__WRITTEN PROBLEM__
Extract the entries in their exact form.

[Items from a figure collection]
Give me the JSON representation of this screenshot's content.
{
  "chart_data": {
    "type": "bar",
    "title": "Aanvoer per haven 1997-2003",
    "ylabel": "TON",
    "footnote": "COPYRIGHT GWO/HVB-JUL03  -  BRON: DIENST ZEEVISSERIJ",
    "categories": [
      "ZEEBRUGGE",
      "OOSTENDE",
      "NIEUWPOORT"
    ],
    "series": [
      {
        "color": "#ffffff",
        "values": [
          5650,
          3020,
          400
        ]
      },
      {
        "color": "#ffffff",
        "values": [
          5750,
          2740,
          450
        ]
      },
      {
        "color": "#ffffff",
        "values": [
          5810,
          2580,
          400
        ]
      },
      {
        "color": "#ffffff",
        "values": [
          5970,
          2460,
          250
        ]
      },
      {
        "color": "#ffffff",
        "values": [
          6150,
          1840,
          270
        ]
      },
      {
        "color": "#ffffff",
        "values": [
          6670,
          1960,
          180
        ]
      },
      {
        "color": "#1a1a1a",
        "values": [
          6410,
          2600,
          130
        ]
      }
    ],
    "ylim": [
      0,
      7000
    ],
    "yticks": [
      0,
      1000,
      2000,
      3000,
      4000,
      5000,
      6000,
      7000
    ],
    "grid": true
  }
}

__RESULT FOR THIS TASK__
Give me the JSON representation of this screenshot's content.
{
  "chart_data": {
    "type": "bar",
    "title": "Aanvoer per haven 1997-2003",
    "ylabel": "TON",
    "footnote": "COPYRIGHT GWO/HVB-JUL03  -  BRON: DIENST ZEEVISSERIJ",
    "categories": [
      "ZEEBRUGGE",
      "OOSTENDE",
      "NIEUWPOORT"
    ],
    "series": [
      {
        "color": "#ffffff",
        "values": [
          5650,
          3020,
          400
        ]
      },
      {
        "color": "#ffffff",
        "values": [
          5750,
          2740,
          450
        ]
      },
      {
        "color": "#ffffff",
        "values": [
          5810,
          2580,
          400
        ]
      },
      {
        "color": "#ffffff",
        "values": [
          5970,
          2460,
          250
        ]
      },
      {
        "color": "#ffffff",
        "values": [
          6150,
          1840,
          270
        ]
      },
      {
        "color": "#ffffff",
        "values": [
          6670,
          1960,
          180
        ]
      },
      {
        "color": "#1a1a1a",
        "values": [
          6410,
          2600,
          130
        ]
      }
    ],
    "ylim": [
      0,
      7000
    ],
    "yticks": [
      0,
      1000,
      2000,
      3000,
      4000,
      5000,
      6000,
      7000
    ],
    "grid": true
  }
}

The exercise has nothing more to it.